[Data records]
— Begin —

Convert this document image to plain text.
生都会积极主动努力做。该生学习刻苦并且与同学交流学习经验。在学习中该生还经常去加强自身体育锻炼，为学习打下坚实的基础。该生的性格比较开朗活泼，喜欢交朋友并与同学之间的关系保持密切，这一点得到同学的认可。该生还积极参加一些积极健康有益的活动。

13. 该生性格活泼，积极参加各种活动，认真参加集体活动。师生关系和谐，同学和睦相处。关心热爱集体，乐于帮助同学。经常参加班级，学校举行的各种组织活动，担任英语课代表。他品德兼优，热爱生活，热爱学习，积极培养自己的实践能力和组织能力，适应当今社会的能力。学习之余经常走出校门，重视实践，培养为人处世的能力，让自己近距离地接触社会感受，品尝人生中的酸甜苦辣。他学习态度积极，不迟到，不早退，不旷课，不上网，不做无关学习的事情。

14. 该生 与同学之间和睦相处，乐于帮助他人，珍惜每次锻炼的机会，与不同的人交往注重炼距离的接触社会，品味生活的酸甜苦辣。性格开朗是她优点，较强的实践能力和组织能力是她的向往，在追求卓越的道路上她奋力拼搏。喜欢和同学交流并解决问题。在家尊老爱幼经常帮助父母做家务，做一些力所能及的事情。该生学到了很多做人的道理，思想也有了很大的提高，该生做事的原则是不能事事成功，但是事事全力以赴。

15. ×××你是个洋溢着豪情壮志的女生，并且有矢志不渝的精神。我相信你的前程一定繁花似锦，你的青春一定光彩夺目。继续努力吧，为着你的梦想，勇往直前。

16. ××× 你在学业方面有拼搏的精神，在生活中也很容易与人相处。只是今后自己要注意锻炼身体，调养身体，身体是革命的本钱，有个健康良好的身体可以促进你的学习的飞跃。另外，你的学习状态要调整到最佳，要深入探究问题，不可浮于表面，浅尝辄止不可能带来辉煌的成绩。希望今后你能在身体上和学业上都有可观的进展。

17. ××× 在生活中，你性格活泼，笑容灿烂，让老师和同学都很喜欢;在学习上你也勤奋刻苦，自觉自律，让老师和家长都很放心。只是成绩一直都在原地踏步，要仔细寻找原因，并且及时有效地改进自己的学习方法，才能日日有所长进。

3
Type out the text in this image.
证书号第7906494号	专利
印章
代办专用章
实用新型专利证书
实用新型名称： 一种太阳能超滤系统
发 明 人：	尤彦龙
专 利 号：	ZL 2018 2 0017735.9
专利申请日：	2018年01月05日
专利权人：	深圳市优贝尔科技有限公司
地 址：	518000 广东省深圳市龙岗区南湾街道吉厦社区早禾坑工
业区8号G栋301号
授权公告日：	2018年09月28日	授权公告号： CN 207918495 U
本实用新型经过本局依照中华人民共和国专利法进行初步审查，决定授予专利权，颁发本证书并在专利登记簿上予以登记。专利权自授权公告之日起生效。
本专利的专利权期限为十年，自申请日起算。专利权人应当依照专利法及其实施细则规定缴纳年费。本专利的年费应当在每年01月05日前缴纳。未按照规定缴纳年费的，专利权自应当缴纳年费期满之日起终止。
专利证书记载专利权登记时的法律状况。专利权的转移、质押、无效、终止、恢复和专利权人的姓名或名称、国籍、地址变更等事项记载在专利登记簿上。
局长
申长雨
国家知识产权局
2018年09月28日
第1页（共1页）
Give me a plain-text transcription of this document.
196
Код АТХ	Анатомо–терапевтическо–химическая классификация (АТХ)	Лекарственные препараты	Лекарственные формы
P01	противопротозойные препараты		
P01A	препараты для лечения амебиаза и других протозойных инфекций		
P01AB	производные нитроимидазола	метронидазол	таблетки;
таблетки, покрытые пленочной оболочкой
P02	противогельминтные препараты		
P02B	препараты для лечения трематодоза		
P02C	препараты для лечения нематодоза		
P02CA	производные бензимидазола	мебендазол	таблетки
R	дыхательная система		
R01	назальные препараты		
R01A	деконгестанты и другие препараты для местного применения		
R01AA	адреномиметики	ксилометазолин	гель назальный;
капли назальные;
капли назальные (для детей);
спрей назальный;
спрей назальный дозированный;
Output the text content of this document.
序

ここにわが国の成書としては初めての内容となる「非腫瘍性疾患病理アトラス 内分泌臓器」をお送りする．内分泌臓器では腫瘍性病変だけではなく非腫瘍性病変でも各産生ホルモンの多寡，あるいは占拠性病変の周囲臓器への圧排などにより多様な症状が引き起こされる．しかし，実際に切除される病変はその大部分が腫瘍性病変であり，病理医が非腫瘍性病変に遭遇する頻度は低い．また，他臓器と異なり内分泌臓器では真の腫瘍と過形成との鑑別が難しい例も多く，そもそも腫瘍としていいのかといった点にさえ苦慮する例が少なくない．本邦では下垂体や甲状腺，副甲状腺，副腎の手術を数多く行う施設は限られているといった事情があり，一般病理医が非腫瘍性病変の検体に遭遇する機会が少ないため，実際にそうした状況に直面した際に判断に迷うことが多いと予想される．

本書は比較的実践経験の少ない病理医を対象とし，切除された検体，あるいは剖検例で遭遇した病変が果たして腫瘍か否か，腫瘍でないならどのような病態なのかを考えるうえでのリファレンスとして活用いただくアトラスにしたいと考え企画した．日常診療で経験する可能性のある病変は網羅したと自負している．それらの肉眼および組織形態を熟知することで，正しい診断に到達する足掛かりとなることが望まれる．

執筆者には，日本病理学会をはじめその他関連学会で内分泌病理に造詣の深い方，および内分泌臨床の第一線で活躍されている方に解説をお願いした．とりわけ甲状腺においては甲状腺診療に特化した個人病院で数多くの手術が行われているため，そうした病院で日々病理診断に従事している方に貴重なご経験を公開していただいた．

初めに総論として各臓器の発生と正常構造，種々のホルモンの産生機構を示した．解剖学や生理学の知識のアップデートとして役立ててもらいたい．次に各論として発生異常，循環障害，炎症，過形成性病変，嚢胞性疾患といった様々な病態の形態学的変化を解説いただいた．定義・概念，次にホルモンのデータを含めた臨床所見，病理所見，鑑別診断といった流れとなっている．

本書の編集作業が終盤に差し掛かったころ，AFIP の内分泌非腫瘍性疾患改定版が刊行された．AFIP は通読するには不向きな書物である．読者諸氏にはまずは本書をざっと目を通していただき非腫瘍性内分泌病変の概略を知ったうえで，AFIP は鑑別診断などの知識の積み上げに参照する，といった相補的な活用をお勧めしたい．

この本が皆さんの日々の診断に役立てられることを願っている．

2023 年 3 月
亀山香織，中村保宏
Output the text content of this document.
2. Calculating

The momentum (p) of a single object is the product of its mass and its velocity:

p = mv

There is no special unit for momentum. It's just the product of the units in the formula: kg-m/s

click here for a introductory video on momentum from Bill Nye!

— End —

Everything in the listing above should be restated exactly.

## Completed task
Convert this document image to plain text.
生都会积极主动努力做。该生学习刻苦并且与同学交流学习经验。在学习中该生还经常去加强自身体育锻炼，为学习打下坚实的基础。该生的性格比较开朗活泼，喜欢交朋友并与同学之间的关系保持密切，这一点得到同学的认可。该生还积极参加一些积极健康有益的活动。

13. 该生性格活泼，积极参加各种活动，认真参加集体活动。师生关系和谐，同学和睦相处。关心热爱集体，乐于帮助同学。经常参加班级，学校举行的各种组织活动，担任英语课代表。他品德兼优，热爱生活，热爱学习，积极培养自己的实践能力和组织能力，适应当今社会的能力。学习之余经常走出校门，重视实践，培养为人处世的能力，让自己近距离地接触社会感受，品尝人生中的酸甜苦辣。他学习态度积极，不迟到，不早退，不旷课，不上网，不做无关学习的事情。

14. 该生 与同学之间和睦相处，乐于帮助他人，珍惜每次锻炼的机会，与不同的人交往注重炼距离的接触社会，品味生活的酸甜苦辣。性格开朗是她优点，较强的实践能力和组织能力是她的向往，在追求卓越的道路上她奋力拼搏。喜欢和同学交流并解决问题。在家尊老爱幼经常帮助父母做家务，做一些力所能及的事情。该生学到了很多做人的道理，思想也有了很大的提高，该生做事的原则是不能事事成功，但是事事全力以赴。

15. ×××你是个洋溢着豪情壮志的女生，并且有矢志不渝的精神。我相信你的前程一定繁花似锦，你的青春一定光彩夺目。继续努力吧，为着你的梦想，勇往直前。

16. ××× 你在学业方面有拼搏的精神，在生活中也很容易与人相处。只是今后自己要注意锻炼身体，调养身体，身体是革命的本钱，有个健康良好的身体可以促进你的学习的飞跃。另外，你的学习状态要调整到最佳，要深入探究问题，不可浮于表面，浅尝辄止不可能带来辉煌的成绩。希望今后你能在身体上和学业上都有可观的进展。

17. ××× 在生活中，你性格活泼，笑容灿烂，让老师和同学都很喜欢;在学习上你也勤奋刻苦，自觉自律，让老师和家长都很放心。只是成绩一直都在原地踏步，要仔细寻找原因，并且及时有效地改进自己的学习方法，才能日日有所长进。

3
Type out the text in this image.
证书号第7906494号	专利
印章
代办专用章
实用新型专利证书
实用新型名称： 一种太阳能超滤系统
发 明 人：	尤彦龙
专 利 号：	ZL 2018 2 0017735.9
专利申请日：	2018年01月05日
专利权人：	深圳市优贝尔科技有限公司
地 址：	518000 广东省深圳市龙岗区南湾街道吉厦社区早禾坑工
业区8号G栋301号
授权公告日：	2018年09月28日	授权公告号： CN 207918495 U
本实用新型经过本局依照中华人民共和国专利法进行初步审查，决定授予专利权，颁发本证书并在专利登记簿上予以登记。专利权自授权公告之日起生效。
本专利的专利权期限为十年，自申请日起算。专利权人应当依照专利法及其实施细则规定缴纳年费。本专利的年费应当在每年01月05日前缴纳。未按照规定缴纳年费的，专利权自应当缴纳年费期满之日起终止。
专利证书记载专利权登记时的法律状况。专利权的转移、质押、无效、终止、恢复和专利权人的姓名或名称、国籍、地址变更等事项记载在专利登记簿上。
局长
申长雨
国家知识产权局
2018年09月28日
第1页（共1页）
Give me a plain-text transcription of this document.
196
Код АТХ	Анатомо–терапевтическо–химическая классификация (АТХ)	Лекарственные препараты	Лекарственные формы
P01	противопротозойные препараты		
P01A	препараты для лечения амебиаза и других протозойных инфекций		
P01AB	производные нитроимидазола	метронидазол	таблетки;
таблетки, покрытые пленочной оболочкой
P02	противогельминтные препараты		
P02B	препараты для лечения трематодоза		
P02C	препараты для лечения нематодоза		
P02CA	производные бензимидазола	мебендазол	таблетки
R	дыхательная система		
R01	назальные препараты		
R01A	деконгестанты и другие препараты для местного применения		
R01AA	адреномиметики	ксилометазолин	гель назальный;
капли назальные;
капли назальные (для детей);
спрей назальный;
спрей назальный дозированный;
Output the text content of this document.
序

ここにわが国の成書としては初めての内容となる「非腫瘍性疾患病理アトラス 内分泌臓器」をお送りする．内分泌臓器では腫瘍性病変だけではなく非腫瘍性病変でも各産生ホルモンの多寡，あるいは占拠性病変の周囲臓器への圧排などにより多様な症状が引き起こされる．しかし，実際に切除される病変はその大部分が腫瘍性病変であり，病理医が非腫瘍性病変に遭遇する頻度は低い．また，他臓器と異なり内分泌臓器では真の腫瘍と過形成との鑑別が難しい例も多く，そもそも腫瘍としていいのかといった点にさえ苦慮する例が少なくない．本邦では下垂体や甲状腺，副甲状腺，副腎の手術を数多く行う施設は限られているといった事情があり，一般病理医が非腫瘍性病変の検体に遭遇する機会が少ないため，実際にそうした状況に直面した際に判断に迷うことが多いと予想される．

本書は比較的実践経験の少ない病理医を対象とし，切除された検体，あるいは剖検例で遭遇した病変が果たして腫瘍か否か，腫瘍でないならどのような病態なのかを考えるうえでのリファレンスとして活用いただくアトラスにしたいと考え企画した．日常診療で経験する可能性のある病変は網羅したと自負している．それらの肉眼および組織形態を熟知することで，正しい診断に到達する足掛かりとなることが望まれる．

執筆者には，日本病理学会をはじめその他関連学会で内分泌病理に造詣の深い方，および内分泌臨床の第一線で活躍されている方に解説をお願いした．とりわけ甲状腺においては甲状腺診療に特化した個人病院で数多くの手術が行われているため，そうした病院で日々病理診断に従事している方に貴重なご経験を公開していただいた．

初めに総論として各臓器の発生と正常構造，種々のホルモンの産生機構を示した．解剖学や生理学の知識のアップデートとして役立ててもらいたい．次に各論として発生異常，循環障害，炎症，過形成性病変，嚢胞性疾患といった様々な病態の形態学的変化を解説いただいた．定義・概念，次にホルモンのデータを含めた臨床所見，病理所見，鑑別診断といった流れとなっている．

本書の編集作業が終盤に差し掛かったころ，AFIP の内分泌非腫瘍性疾患改定版が刊行された．AFIP は通読するには不向きな書物である．読者諸氏にはまずは本書をざっと目を通していただき非腫瘍性内分泌病変の概略を知ったうえで，AFIP は鑑別診断などの知識の積み上げに参照する，といった相補的な活用をお勧めしたい．

この本が皆さんの日々の診断に役立てられることを願っている．

2023 年 3 月
亀山香織，中村保宏
Output the text content of this document.
2. Calculating

The momentum (p) of a single object is the product of its mass and its velocity:

p = mv

There is no special unit for momentum. It's just the product of the units in the formula: kg-m/s

click here for a introductory video on momentum from Bill Nye!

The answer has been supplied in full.